▸ STATED PROBLEM: Each line of the material must be returned exactly.

▸ EXTRACTED DATA:
* START *
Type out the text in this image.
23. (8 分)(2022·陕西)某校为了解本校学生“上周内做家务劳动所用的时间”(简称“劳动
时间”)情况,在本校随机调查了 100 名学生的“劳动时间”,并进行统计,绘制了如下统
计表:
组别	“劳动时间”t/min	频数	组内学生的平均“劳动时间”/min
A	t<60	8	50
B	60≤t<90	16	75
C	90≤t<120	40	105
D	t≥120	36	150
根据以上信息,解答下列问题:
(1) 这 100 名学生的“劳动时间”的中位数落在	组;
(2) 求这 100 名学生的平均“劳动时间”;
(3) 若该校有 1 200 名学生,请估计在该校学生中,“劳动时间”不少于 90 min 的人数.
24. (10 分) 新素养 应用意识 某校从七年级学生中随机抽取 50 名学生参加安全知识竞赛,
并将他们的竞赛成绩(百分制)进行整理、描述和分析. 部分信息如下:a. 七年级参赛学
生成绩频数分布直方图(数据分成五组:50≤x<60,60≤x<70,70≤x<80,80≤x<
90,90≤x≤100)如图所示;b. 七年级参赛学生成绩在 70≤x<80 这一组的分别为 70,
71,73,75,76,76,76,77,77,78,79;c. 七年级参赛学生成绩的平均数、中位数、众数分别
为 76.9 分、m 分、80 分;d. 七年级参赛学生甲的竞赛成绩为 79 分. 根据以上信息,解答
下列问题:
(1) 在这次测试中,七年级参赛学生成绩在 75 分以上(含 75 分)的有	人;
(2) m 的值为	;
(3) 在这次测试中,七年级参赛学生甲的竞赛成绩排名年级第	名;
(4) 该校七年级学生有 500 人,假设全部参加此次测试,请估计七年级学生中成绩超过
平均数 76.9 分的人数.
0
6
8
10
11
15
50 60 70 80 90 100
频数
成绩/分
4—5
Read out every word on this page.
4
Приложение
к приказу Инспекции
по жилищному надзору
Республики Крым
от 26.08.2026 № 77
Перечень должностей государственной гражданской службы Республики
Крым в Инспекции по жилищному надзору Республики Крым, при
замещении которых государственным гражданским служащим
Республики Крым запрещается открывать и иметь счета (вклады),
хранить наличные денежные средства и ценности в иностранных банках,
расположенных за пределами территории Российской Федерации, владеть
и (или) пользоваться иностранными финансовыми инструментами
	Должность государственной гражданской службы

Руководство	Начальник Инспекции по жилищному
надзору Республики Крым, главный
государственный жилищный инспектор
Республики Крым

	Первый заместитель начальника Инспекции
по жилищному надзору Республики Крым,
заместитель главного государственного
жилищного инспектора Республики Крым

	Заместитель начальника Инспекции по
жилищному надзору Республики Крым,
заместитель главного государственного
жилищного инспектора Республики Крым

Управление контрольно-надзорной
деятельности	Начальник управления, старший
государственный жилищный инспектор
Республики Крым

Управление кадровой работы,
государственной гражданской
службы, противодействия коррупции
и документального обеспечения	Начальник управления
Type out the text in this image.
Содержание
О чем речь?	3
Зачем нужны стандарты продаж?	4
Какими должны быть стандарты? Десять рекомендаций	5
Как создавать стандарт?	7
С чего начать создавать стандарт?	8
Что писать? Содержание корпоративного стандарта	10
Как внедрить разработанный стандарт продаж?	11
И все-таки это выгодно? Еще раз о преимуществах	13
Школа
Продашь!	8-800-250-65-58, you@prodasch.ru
* END *
▸ REPLY:
Type out the text in this image.
23. (8 分)(2022·陕西)某校为了解本校学生“上周内做家务劳动所用的时间”(简称“劳动
时间”)情况,在本校随机调查了 100 名学生的“劳动时间”,并进行统计,绘制了如下统
计表:
组别	“劳动时间”t/min	频数	组内学生的平均“劳动时间”/min
A	t<60	8	50
B	60≤t<90	16	75
C	90≤t<120	40	105
D	t≥120	36	150
根据以上信息,解答下列问题:
(1) 这 100 名学生的“劳动时间”的中位数落在	组;
(2) 求这 100 名学生的平均“劳动时间”;
(3) 若该校有 1 200 名学生,请估计在该校学生中,“劳动时间”不少于 90 min 的人数.
24. (10 分) 新素养 应用意识 某校从七年级学生中随机抽取 50 名学生参加安全知识竞赛,
并将他们的竞赛成绩(百分制)进行整理、描述和分析. 部分信息如下:a. 七年级参赛学
生成绩频数分布直方图(数据分成五组:50≤x<60,60≤x<70,70≤x<80,80≤x<
90,90≤x≤100)如图所示;b. 七年级参赛学生成绩在 70≤x<80 这一组的分别为 70,
71,73,75,76,76,76,77,77,78,79;c. 七年级参赛学生成绩的平均数、中位数、众数分别
为 76.9 分、m 分、80 分;d. 七年级参赛学生甲的竞赛成绩为 79 分. 根据以上信息,解答
下列问题:
(1) 在这次测试中,七年级参赛学生成绩在 75 分以上(含 75 分)的有	人;
(2) m 的值为	;
(3) 在这次测试中,七年级参赛学生甲的竞赛成绩排名年级第	名;
(4) 该校七年级学生有 500 人,假设全部参加此次测试,请估计七年级学生中成绩超过
平均数 76.9 分的人数.
0
6
8
10
11
15
50 60 70 80 90 100
频数
成绩/分
4—5
Read out every word on this page.
4
Приложение
к приказу Инспекции
по жилищному надзору
Республики Крым
от 26.08.2026 № 77
Перечень должностей государственной гражданской службы Республики
Крым в Инспекции по жилищному надзору Республики Крым, при
замещении которых государственным гражданским служащим
Республики Крым запрещается открывать и иметь счета (вклады),
хранить наличные денежные средства и ценности в иностранных банках,
расположенных за пределами территории Российской Федерации, владеть
и (или) пользоваться иностранными финансовыми инструментами
	Должность государственной гражданской службы

Руководство	Начальник Инспекции по жилищному
надзору Республики Крым, главный
государственный жилищный инспектор
Республики Крым

	Первый заместитель начальника Инспекции
по жилищному надзору Республики Крым,
заместитель главного государственного
жилищного инспектора Республики Крым

	Заместитель начальника Инспекции по
жилищному надзору Республики Крым,
заместитель главного государственного
жилищного инспектора Республики Крым

Управление контрольно-надзорной
деятельности	Начальник управления, старший
государственный жилищный инспектор
Республики Крым

Управление кадровой работы,
государственной гражданской
службы, противодействия коррупции
и документального обеспечения	Начальник управления
Type out the text in this image.
Содержание
О чем речь?	3
Зачем нужны стандарты продаж?	4
Какими должны быть стандарты? Десять рекомендаций	5
Как создавать стандарт?	7
С чего начать создавать стандарт?	8
Что писать? Содержание корпоративного стандарта	10
Как внедрить разработанный стандарт продаж?	11
И все-таки это выгодно? Еще раз о преимуществах	13
Школа
Продашь!	8-800-250-65-58, you@prodasch.ru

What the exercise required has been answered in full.